Given problem => Work out the number of lines in the records that include the word "Pilih"; reply with that number alone.

----- Given records

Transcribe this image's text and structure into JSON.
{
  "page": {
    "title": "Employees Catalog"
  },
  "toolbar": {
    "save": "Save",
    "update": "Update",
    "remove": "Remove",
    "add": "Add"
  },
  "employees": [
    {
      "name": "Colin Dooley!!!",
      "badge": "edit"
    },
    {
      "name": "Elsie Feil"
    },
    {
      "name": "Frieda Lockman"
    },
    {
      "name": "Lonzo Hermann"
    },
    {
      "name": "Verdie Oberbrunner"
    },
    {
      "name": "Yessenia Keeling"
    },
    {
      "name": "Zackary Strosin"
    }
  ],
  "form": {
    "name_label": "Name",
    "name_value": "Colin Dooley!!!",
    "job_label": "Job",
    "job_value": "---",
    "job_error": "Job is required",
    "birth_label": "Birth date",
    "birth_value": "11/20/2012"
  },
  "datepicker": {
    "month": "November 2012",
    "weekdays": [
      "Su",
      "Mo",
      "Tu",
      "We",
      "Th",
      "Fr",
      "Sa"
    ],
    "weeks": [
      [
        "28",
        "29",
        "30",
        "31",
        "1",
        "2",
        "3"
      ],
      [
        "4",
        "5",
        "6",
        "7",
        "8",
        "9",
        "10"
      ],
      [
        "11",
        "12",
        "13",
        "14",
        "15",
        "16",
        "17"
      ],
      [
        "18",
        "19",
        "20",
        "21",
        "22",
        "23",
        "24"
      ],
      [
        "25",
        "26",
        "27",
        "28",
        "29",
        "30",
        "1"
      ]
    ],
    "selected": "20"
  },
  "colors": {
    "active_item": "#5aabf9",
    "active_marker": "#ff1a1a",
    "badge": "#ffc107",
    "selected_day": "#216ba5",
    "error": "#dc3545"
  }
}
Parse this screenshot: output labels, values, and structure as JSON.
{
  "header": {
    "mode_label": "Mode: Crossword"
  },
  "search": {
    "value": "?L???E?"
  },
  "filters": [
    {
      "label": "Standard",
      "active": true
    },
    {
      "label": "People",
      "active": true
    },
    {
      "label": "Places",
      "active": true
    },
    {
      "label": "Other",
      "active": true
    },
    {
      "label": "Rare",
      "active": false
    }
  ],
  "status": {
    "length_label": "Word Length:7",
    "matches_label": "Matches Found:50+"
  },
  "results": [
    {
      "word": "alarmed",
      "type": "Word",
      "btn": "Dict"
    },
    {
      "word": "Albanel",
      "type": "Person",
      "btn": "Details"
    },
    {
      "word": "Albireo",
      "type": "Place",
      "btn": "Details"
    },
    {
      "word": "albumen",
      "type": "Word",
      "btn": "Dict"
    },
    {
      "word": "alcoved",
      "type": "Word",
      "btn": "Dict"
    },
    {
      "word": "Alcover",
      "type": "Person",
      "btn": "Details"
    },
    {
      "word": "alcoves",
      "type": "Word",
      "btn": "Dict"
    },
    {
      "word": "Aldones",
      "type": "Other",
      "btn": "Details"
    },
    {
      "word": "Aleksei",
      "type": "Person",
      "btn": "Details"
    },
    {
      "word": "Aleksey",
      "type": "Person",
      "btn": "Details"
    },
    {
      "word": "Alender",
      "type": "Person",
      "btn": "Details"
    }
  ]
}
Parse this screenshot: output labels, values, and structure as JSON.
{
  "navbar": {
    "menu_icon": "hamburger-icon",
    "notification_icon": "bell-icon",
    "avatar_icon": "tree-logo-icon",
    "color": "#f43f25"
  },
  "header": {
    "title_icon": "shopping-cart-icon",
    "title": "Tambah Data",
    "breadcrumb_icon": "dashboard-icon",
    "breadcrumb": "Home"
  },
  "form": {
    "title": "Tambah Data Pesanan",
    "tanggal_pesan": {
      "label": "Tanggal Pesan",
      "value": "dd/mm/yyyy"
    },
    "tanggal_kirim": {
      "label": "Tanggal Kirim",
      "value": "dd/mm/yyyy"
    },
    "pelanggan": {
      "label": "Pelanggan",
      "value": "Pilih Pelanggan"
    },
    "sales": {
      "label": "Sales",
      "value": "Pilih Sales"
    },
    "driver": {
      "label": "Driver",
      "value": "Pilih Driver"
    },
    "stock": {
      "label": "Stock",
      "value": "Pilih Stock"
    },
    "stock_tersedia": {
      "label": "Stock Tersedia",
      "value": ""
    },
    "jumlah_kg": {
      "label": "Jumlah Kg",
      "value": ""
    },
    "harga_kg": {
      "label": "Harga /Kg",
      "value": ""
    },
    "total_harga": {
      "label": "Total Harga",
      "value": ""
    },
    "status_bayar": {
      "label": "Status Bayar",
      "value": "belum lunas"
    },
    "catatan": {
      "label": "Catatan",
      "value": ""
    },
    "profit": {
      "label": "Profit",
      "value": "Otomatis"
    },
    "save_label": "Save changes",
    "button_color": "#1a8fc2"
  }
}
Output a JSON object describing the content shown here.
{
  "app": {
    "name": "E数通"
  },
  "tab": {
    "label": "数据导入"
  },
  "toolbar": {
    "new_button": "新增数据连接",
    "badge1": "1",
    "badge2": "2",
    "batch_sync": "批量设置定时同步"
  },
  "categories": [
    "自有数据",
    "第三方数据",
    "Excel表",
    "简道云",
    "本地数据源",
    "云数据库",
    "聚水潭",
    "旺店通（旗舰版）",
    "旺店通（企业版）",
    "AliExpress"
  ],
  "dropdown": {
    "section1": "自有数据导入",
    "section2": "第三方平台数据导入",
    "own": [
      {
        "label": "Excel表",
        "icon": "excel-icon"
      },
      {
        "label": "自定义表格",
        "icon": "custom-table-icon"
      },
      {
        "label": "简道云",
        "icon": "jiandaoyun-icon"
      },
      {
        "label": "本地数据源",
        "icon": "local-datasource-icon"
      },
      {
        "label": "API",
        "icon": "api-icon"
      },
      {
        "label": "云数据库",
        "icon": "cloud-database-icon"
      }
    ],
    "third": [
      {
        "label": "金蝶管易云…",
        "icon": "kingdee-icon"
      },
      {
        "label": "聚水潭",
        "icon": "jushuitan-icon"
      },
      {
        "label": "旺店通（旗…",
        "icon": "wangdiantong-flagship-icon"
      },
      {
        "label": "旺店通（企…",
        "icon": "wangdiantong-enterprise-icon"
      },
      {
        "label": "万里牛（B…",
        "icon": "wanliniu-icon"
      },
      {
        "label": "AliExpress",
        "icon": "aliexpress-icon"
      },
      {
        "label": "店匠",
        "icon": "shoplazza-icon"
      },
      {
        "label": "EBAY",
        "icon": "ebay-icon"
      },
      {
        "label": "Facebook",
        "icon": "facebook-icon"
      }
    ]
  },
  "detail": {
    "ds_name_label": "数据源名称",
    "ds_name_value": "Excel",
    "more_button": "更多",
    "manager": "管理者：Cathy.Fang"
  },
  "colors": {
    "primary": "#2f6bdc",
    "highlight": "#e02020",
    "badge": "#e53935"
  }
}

----------

Written solution => 4